---------- Material for this task
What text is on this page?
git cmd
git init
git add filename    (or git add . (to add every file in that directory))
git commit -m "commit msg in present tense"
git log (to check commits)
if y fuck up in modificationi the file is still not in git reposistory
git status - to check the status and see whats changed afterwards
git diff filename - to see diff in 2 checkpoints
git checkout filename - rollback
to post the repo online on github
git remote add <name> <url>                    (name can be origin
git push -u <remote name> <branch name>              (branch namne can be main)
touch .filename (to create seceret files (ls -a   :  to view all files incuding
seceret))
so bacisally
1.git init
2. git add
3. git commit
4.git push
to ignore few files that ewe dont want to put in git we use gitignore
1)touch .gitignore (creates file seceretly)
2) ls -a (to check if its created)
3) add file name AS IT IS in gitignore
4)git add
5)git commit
--------------------
Retype every entry word for word.

Response to this exercise >>
What text is on this page?
git cmd
git init
git add filename    (or git add . (to add every file in that directory))
git commit -m "commit msg in present tense"
git log (to check commits)
if y fuck up in modificationi the file is still not in git reposistory
git status - to check the status and see whats changed afterwards
git diff filename - to see diff in 2 checkpoints
git checkout filename - rollback
to post the repo online on github
git remote add <name> <url>                    (name can be origin
git push -u <remote name> <branch name>              (branch namne can be main)
touch .filename (to create seceret files (ls -a   :  to view all files incuding
seceret))
so bacisally
1.git init
2. git add
3. git commit
4.git push
to ignore few files that ewe dont want to put in git we use gitignore
1)touch .gitignore (creates file seceretly)
2) ls -a (to check if its created)
3) add file name AS IT IS in gitignore
4)git add
5)git commit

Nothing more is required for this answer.